Transcribe all of the records word for word, but omit the pictures.

** Start of TASK INPUT **

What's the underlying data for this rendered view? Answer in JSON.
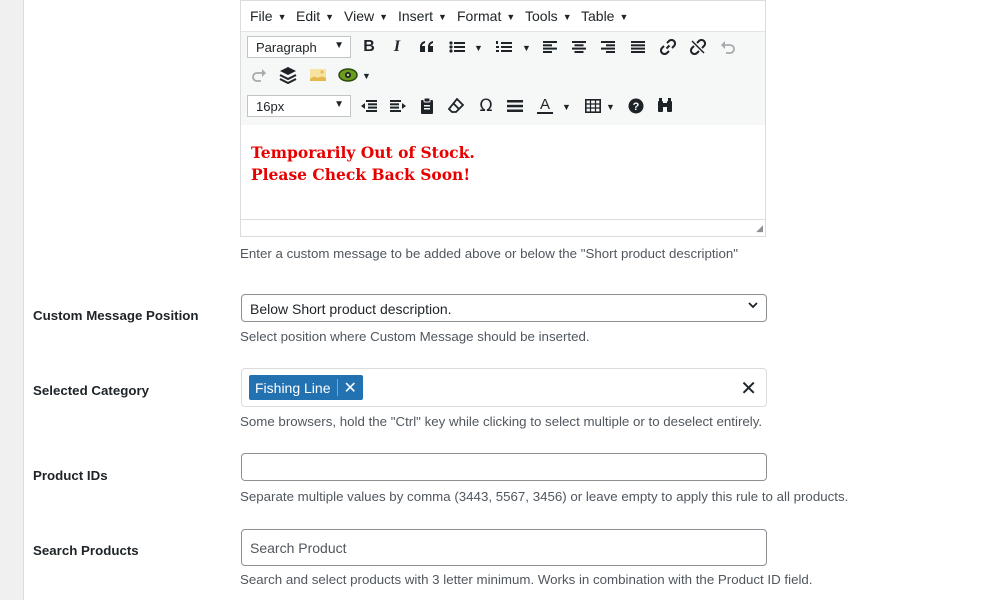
{
  "editor": {
    "menu": [
      "File",
      "Edit",
      "View",
      "Insert",
      "Format",
      "Tools",
      "Table"
    ],
    "format_select": "Paragraph",
    "font_size_select": "16px",
    "content_lines": [
      "Temporarily Out of Stock.",
      "Please Check Back Soon!"
    ],
    "content_color": "#e80000"
  },
  "fields": {
    "custom_message_help": "Enter a custom message to be added above or below the \"Short product description\"",
    "position": {
      "label": "Custom Message Position",
      "value": "Below Short product description.",
      "help": "Select position where Custom Message should be inserted."
    },
    "category": {
      "label": "Selected Category",
      "tag": "Fishing Line",
      "help": "Some browsers, hold the \"Ctrl\" key while clicking to select multiple or to deselect entirely."
    },
    "product_ids": {
      "label": "Product IDs",
      "value": "",
      "help": "Separate multiple values by comma (3443, 5567, 3456) or leave empty to apply this rule to all products."
    },
    "search": {
      "label": "Search Products",
      "placeholder": "Search Product",
      "help": "Search and select products with 3 letter minimum. Works in combination with the Product ID field."
    }
  },
  "colors": {
    "accent": "#2271b1",
    "gutter": "#f0f0f1"
  }
}
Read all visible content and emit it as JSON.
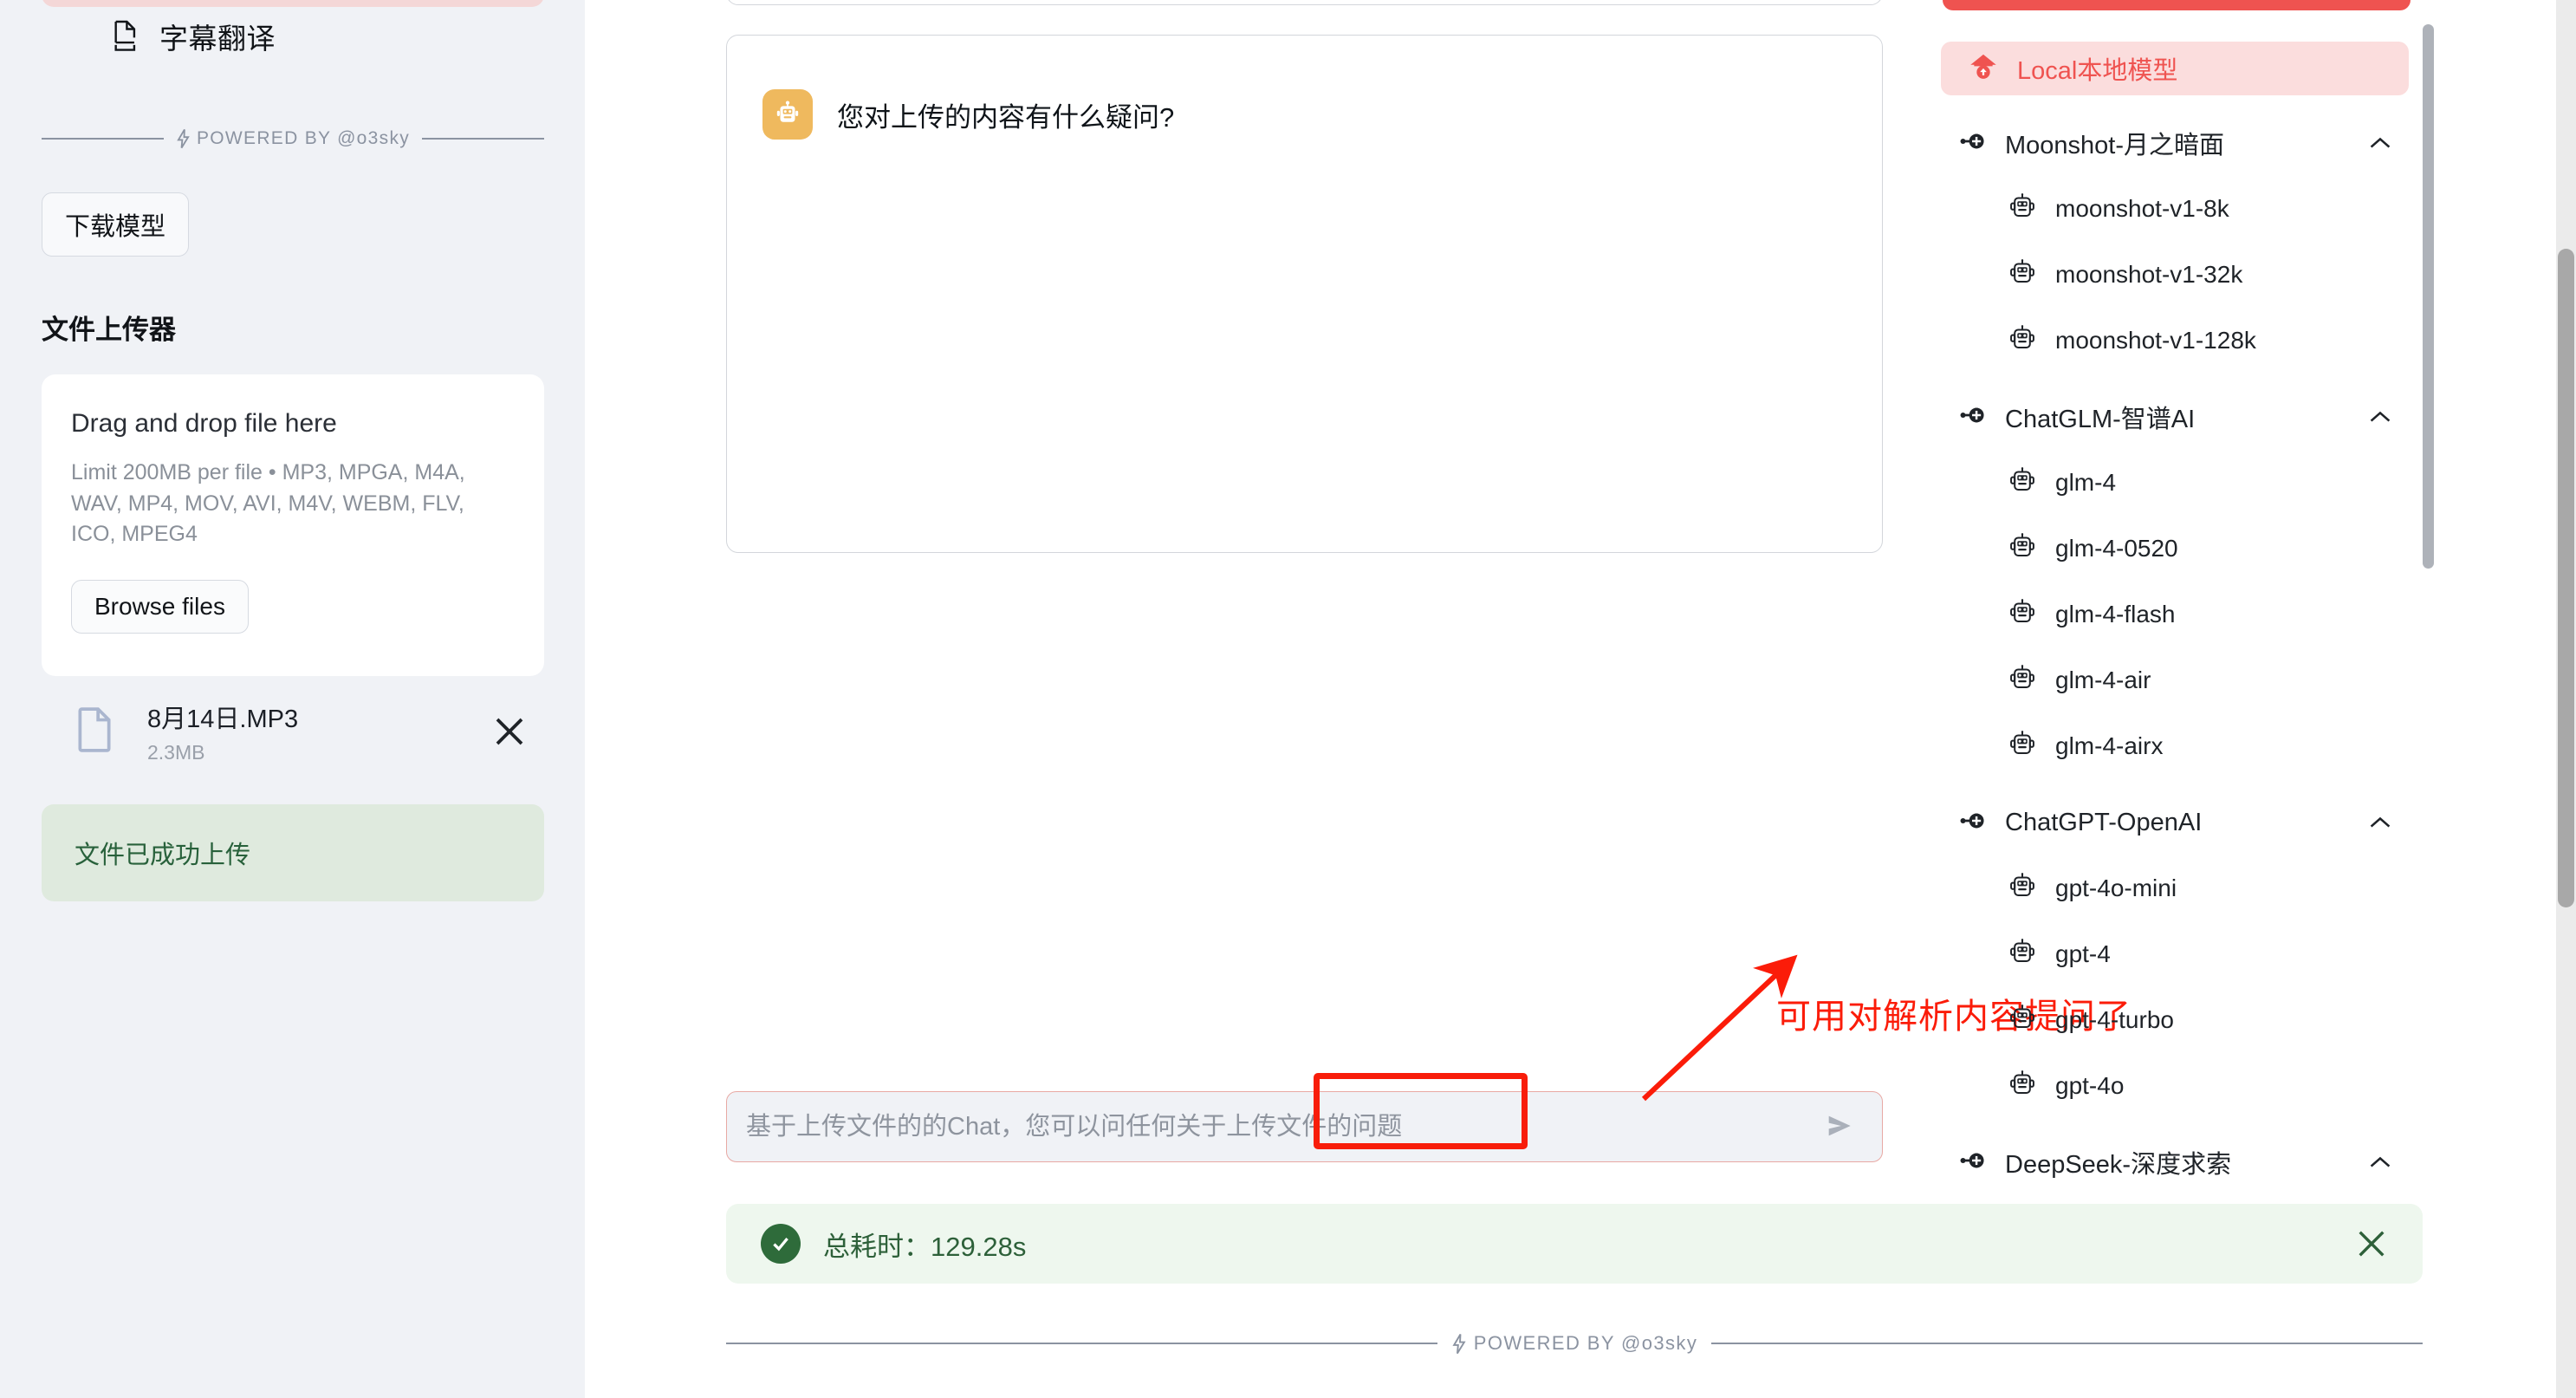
{
  "sidebar": {
    "nav_item": {
      "label": "字幕翻译",
      "icon": "document-export-icon"
    },
    "powered_by": "POWERED BY @o3sky",
    "download_model_button": "下载模型",
    "section_title": "文件上传器",
    "dropzone": {
      "title": "Drag and drop file here",
      "subtitle": "Limit 200MB per file • MP3, MPGA, M4A, WAV, MP4, MOV, AVI, M4V, WEBM, FLV, ICO, MPEG4",
      "browse_button": "Browse files"
    },
    "uploaded_file": {
      "name": "8月14日.MP3",
      "size": "2.3MB",
      "remove_icon": "close-icon"
    },
    "upload_status": "文件已成功上传"
  },
  "chat": {
    "bot_message": "您对上传的内容有什么疑问?",
    "bot_avatar_icon": "robot-icon",
    "input_placeholder": "基于上传文件的的Chat，您可以问任何关于上传文件的问题",
    "input_value": "",
    "send_icon": "send-arrow-icon"
  },
  "annotation": {
    "text": "可用对解析内容提问了",
    "color": "#fb1c09"
  },
  "status": {
    "text": "总耗时：129.28s",
    "icon": "check-circle-icon",
    "close_icon": "close-icon",
    "color": "#2d6039"
  },
  "footer": {
    "powered_by": "POWERED BY @o3sky"
  },
  "model_panel": {
    "active_item": {
      "label": "Local本地模型",
      "icon": "home-upload-icon",
      "color": "#ef5350"
    },
    "groups": [
      {
        "label": "Moonshot-月之暗面",
        "icon": "plug-icon",
        "expanded": true,
        "models": [
          "moonshot-v1-8k",
          "moonshot-v1-32k",
          "moonshot-v1-128k"
        ]
      },
      {
        "label": "ChatGLM-智谱AI",
        "icon": "plug-icon",
        "expanded": true,
        "models": [
          "glm-4",
          "glm-4-0520",
          "glm-4-flash",
          "glm-4-air",
          "glm-4-airx"
        ]
      },
      {
        "label": "ChatGPT-OpenAI",
        "icon": "plug-icon",
        "expanded": true,
        "models": [
          "gpt-4o-mini",
          "gpt-4",
          "gpt-4-turbo",
          "gpt-4o"
        ]
      },
      {
        "label": "DeepSeek-深度求索",
        "icon": "plug-icon",
        "expanded": true,
        "models": []
      }
    ]
  }
}
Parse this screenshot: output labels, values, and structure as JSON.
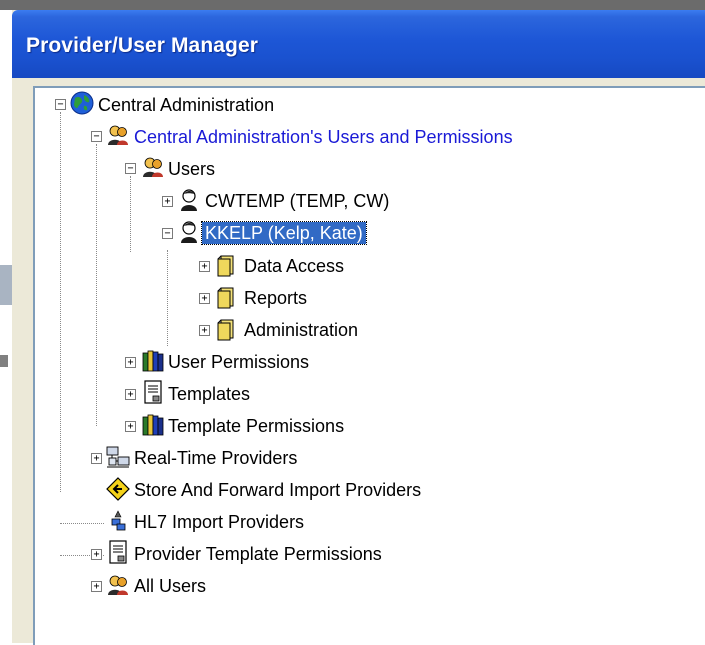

** End of TASK INPUT **

OUTPUT OF THE TASK:
What's the underlying data for this rendered view? Answer in JSON.
{
  "editor": {
    "menu": [
      "File",
      "Edit",
      "View",
      "Insert",
      "Format",
      "Tools",
      "Table"
    ],
    "format_select": "Paragraph",
    "font_size_select": "16px",
    "content_lines": [
      "Temporarily Out of Stock.",
      "Please Check Back Soon!"
    ],
    "content_color": "#e80000"
  },
  "fields": {
    "custom_message_help": "Enter a custom message to be added above or below the \"Short product description\"",
    "position": {
      "label": "Custom Message Position",
      "value": "Below Short product description.",
      "help": "Select position where Custom Message should be inserted."
    },
    "category": {
      "label": "Selected Category",
      "tag": "Fishing Line",
      "help": "Some browsers, hold the \"Ctrl\" key while clicking to select multiple or to deselect entirely."
    },
    "product_ids": {
      "label": "Product IDs",
      "value": "",
      "help": "Separate multiple values by comma (3443, 5567, 3456) or leave empty to apply this rule to all products."
    },
    "search": {
      "label": "Search Products",
      "placeholder": "Search Product",
      "help": "Search and select products with 3 letter minimum. Works in combination with the Product ID field."
    }
  },
  "colors": {
    "accent": "#2271b1",
    "gutter": "#f0f0f1"
  }
}
Read all visible content and emit it as JSON.
{
  "sidebar": {
    "nav_item": {
      "label": "字幕翻译",
      "icon": "document-export-icon"
    },
    "powered_by": "POWERED BY @o3sky",
    "download_model_button": "下载模型",
    "section_title": "文件上传器",
    "dropzone": {
      "title": "Drag and drop file here",
      "subtitle": "Limit 200MB per file • MP3, MPGA, M4A, WAV, MP4, MOV, AVI, M4V, WEBM, FLV, ICO, MPEG4",
      "browse_button": "Browse files"
    },
    "uploaded_file": {
      "name": "8月14日.MP3",
      "size": "2.3MB",
      "remove_icon": "close-icon"
    },
    "upload_status": "文件已成功上传"
  },
  "chat": {
    "bot_message": "您对上传的内容有什么疑问?",
    "bot_avatar_icon": "robot-icon",
    "input_placeholder": "基于上传文件的的Chat，您可以问任何关于上传文件的问题",
    "input_value": "",
    "send_icon": "send-arrow-icon"
  },
  "annotation": {
    "text": "可用对解析内容提问了",
    "color": "#fb1c09"
  },
  "status": {
    "text": "总耗时：129.28s",
    "icon": "check-circle-icon",
    "close_icon": "close-icon",
    "color": "#2d6039"
  },
  "footer": {
    "powered_by": "POWERED BY @o3sky"
  },
  "model_panel": {
    "active_item": {
      "label": "Local本地模型",
      "icon": "home-upload-icon",
      "color": "#ef5350"
    },
    "groups": [
      {
        "label": "Moonshot-月之暗面",
        "icon": "plug-icon",
        "expanded": true,
        "models": [
          "moonshot-v1-8k",
          "moonshot-v1-32k",
          "moonshot-v1-128k"
        ]
      },
      {
        "label": "ChatGLM-智谱AI",
        "icon": "plug-icon",
        "expanded": true,
        "models": [
          "glm-4",
          "glm-4-0520",
          "glm-4-flash",
          "glm-4-air",
          "glm-4-airx"
        ]
      },
      {
        "label": "ChatGPT-OpenAI",
        "icon": "plug-icon",
        "expanded": true,
        "models": [
          "gpt-4o-mini",
          "gpt-4",
          "gpt-4-turbo",
          "gpt-4o"
        ]
      },
      {
        "label": "DeepSeek-深度求索",
        "icon": "plug-icon",
        "expanded": true,
        "models": []
      }
    ]
  }
}
Parse this screenshot: output labels, values, and structure as JSON.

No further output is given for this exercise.